§ ЗАДАНИЕ:
Почему, согласно тексту о том, что изменил 2014 год, этот год был интенсивнее с точки зрения атаки на эмоциональную сферу человека?

§ ИСХОДНЫЙ ТЕКСТ:
--------

26 декабря 2014Colta Specials
290

Что изменил 2014-й?

Российские ученые, философы и интеллектуалы отвечают на главный вопрос года

 
Detailed_picture© Михаил Почуев / ТАСС
Олег Аронсон

философ

Об изменениях в 2014-м говорить трудно, потому что то, что случилось в этом году, было многими ожидаемо. Изменения, на мой взгляд, связаны не только с политическими и экономическими обстоятельствами, но прежде всего с моральными ощущениями тех, кто проживает в России. Нельзя сказать, что эти ощущения сильно отличаются от того, что было раньше. Просто 2014 год был интенсивнее с точки зрения атаки на эмоциональную сферу человека, потому что это год войны.

Война в Украине — больше чем просто война. Она носит во многом символический характер. Если говорить о новом мироощущении, то война в Украине — одна из первых войн глобального мира. И вольно или невольно, но это ощущение глобальности события затрагивает нас. Это вовсе не локальный конфликт. Это не просто политическое соперничество стран или агрессия. Глобальный мир, в котором мы живем, уже пережил эпоху захватнических войн, пережил он и геополитические фантазмы. Какие войны возможны в глобальном мире, мы еще плохо представляем. Мы что-то знаем о военных акциях США в Ираке или Афганистане, но это совсем не то. Здесь еще есть представление о традиционно понимаемом враге. Война в Украине — другая, она больше похожа на гражданскую войну, которая проходит не внутри экс-СССР, а на территории всего глобального мира. Есть ощущение, что эта война обнажает абсолютную неадекватность современной российской политики, и, как результат, на первый план выходит ее моральный аспект, ее нескрываемый цинизм. Мне кажется, что в экономически глобализированном мире все войны стремятся к тому, чтобы быть именно гражданскими, то есть такими, где нет политического друга и врага, где они чисто номинальны, а пространство политического — фиктивно.

--------

[Строки из набора данных о вёрстке]

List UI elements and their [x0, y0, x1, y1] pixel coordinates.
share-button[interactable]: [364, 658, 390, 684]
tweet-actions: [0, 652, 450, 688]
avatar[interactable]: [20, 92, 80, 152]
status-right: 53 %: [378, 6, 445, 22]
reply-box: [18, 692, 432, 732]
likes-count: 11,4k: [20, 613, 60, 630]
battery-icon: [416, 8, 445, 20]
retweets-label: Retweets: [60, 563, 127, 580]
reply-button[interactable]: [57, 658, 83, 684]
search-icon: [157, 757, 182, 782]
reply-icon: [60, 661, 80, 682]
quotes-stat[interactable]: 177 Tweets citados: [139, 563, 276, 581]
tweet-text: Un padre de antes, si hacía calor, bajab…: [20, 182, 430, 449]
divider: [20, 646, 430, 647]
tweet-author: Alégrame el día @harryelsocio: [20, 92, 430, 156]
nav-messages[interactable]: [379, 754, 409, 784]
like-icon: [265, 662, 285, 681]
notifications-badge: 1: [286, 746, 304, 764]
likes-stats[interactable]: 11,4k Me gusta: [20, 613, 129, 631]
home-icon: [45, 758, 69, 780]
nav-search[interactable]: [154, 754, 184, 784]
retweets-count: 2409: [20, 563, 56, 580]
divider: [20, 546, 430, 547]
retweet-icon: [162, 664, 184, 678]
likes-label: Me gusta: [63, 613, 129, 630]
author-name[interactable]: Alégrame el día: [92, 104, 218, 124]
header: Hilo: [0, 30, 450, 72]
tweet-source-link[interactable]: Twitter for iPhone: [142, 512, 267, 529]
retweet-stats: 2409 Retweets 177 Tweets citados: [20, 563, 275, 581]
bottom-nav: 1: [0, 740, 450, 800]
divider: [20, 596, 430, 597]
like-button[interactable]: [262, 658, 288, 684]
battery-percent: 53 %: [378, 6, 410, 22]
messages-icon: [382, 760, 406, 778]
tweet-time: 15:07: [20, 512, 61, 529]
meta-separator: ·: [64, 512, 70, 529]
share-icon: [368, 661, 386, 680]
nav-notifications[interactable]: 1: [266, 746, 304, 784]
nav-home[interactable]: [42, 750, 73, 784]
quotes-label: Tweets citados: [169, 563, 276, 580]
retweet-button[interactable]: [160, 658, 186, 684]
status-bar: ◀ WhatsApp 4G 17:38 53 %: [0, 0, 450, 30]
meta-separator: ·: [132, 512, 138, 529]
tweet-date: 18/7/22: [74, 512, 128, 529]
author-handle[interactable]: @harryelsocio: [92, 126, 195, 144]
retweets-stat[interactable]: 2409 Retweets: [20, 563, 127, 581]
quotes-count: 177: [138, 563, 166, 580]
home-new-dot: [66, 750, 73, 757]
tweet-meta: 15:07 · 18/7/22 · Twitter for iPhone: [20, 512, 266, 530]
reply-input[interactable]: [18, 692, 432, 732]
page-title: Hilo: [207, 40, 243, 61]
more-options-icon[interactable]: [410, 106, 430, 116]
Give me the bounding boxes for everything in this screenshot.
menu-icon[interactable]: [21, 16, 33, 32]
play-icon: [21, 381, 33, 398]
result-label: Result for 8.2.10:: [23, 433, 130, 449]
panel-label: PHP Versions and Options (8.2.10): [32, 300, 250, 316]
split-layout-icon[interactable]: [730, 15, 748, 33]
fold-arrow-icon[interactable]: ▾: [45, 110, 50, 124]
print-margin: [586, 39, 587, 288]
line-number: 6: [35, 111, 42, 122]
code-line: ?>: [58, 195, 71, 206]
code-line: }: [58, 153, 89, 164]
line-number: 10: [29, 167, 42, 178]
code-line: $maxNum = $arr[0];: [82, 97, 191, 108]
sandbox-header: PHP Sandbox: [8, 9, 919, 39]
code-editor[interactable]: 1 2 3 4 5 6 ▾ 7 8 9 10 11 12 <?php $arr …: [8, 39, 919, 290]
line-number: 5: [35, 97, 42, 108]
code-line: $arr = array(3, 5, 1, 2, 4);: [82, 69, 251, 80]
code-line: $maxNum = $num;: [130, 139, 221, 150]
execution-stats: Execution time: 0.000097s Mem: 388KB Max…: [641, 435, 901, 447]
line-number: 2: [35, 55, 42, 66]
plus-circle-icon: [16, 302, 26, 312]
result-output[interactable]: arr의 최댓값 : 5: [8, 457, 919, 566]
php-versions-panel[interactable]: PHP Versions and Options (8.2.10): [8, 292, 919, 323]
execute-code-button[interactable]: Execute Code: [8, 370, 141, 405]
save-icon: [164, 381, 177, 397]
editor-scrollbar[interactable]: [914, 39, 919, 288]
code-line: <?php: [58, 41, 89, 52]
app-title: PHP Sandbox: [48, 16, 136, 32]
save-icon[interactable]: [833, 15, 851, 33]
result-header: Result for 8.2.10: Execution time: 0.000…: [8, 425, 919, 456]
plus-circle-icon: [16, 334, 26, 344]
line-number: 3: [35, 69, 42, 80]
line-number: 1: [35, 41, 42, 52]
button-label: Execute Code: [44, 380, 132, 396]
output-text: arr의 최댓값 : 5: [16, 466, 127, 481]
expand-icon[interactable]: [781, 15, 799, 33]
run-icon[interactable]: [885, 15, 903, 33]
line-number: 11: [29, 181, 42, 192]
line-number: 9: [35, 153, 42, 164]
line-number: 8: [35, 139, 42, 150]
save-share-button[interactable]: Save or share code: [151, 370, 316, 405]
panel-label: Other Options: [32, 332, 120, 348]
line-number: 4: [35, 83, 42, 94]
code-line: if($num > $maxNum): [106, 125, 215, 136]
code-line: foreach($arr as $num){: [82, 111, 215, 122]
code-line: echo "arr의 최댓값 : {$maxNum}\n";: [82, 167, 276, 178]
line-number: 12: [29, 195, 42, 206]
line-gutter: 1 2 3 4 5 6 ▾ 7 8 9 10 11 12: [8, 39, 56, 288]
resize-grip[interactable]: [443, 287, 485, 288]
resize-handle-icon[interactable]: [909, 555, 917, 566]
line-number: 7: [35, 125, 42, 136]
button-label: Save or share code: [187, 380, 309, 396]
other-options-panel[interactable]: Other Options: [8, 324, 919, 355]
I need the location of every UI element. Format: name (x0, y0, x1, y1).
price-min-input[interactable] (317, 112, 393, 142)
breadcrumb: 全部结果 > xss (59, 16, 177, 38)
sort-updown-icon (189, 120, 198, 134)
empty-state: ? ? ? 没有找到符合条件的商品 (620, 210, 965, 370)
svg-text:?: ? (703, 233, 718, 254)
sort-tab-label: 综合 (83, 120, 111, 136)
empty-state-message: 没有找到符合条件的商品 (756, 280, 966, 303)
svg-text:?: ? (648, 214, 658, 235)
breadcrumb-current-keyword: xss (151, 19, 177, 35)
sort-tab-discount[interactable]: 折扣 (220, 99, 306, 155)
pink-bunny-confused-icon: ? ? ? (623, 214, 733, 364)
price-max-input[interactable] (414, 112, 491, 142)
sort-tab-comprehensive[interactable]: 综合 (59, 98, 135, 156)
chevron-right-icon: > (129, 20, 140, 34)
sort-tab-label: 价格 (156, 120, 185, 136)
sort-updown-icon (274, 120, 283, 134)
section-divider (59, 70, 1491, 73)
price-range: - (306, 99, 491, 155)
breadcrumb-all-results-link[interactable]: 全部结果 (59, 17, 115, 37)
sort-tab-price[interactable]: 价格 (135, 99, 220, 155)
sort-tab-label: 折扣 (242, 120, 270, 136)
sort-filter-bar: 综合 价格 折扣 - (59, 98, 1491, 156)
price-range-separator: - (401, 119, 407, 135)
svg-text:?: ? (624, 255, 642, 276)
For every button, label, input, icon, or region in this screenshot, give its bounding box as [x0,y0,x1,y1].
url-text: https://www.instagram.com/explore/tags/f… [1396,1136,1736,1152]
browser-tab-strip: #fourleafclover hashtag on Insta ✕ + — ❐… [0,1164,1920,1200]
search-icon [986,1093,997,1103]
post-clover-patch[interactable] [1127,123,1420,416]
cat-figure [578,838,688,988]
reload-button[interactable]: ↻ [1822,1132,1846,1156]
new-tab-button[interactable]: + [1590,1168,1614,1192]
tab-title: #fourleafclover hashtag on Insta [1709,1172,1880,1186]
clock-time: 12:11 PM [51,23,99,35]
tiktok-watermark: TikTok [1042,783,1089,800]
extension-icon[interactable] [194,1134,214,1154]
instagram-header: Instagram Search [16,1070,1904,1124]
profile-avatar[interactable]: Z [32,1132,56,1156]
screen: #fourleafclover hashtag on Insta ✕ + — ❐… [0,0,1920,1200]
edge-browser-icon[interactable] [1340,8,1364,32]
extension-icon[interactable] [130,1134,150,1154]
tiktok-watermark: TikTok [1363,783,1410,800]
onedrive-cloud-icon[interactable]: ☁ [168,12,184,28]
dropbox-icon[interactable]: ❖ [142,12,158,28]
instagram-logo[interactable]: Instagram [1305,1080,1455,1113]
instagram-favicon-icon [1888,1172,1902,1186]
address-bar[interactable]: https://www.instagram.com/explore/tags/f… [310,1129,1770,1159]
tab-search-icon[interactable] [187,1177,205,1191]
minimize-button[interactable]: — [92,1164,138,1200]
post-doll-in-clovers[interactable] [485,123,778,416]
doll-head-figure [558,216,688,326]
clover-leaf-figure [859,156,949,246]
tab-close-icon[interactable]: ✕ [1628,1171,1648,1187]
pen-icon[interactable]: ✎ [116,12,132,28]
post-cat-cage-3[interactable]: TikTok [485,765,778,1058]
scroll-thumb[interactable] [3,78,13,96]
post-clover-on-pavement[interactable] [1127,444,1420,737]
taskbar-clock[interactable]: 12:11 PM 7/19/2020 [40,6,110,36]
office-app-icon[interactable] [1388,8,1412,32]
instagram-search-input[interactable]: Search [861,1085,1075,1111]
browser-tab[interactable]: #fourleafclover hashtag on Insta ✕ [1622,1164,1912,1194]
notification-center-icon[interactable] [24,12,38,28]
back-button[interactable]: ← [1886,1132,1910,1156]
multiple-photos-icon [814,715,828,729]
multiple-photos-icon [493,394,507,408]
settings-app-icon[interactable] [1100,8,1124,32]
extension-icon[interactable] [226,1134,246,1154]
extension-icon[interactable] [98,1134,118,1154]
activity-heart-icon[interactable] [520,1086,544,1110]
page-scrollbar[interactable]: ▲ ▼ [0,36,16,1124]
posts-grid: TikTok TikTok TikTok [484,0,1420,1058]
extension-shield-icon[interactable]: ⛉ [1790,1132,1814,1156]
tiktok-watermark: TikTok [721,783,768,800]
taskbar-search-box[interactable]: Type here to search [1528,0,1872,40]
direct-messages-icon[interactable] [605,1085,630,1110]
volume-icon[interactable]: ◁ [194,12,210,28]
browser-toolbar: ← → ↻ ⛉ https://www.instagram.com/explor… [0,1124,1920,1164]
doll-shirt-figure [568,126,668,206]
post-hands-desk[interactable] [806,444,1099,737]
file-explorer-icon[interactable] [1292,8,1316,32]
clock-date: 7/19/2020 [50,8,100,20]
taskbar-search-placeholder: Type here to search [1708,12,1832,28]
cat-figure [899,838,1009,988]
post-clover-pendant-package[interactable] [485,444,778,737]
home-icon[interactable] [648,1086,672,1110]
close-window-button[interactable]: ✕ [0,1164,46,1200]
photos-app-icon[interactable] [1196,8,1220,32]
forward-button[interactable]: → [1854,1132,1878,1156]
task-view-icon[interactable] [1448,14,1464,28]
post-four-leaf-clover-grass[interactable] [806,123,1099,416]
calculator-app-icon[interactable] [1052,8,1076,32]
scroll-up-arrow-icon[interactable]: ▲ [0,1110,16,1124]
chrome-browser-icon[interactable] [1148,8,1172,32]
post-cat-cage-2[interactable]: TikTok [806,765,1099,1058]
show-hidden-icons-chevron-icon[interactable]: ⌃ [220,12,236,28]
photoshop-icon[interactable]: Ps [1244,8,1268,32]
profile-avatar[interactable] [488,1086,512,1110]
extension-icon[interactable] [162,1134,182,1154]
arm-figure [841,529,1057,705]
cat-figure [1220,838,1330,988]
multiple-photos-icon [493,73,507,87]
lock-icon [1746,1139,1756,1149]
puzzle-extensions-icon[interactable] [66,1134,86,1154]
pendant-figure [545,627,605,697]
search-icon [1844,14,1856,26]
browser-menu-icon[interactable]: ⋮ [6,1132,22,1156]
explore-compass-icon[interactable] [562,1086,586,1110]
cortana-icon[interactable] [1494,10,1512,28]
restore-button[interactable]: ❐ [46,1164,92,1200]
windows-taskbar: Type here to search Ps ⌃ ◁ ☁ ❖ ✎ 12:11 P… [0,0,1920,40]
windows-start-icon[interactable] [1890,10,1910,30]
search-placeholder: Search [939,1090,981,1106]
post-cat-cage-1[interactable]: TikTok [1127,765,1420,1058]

--------

§ ОТВЕТ НА ЗАДАНИЕ:
Потому что это год войны.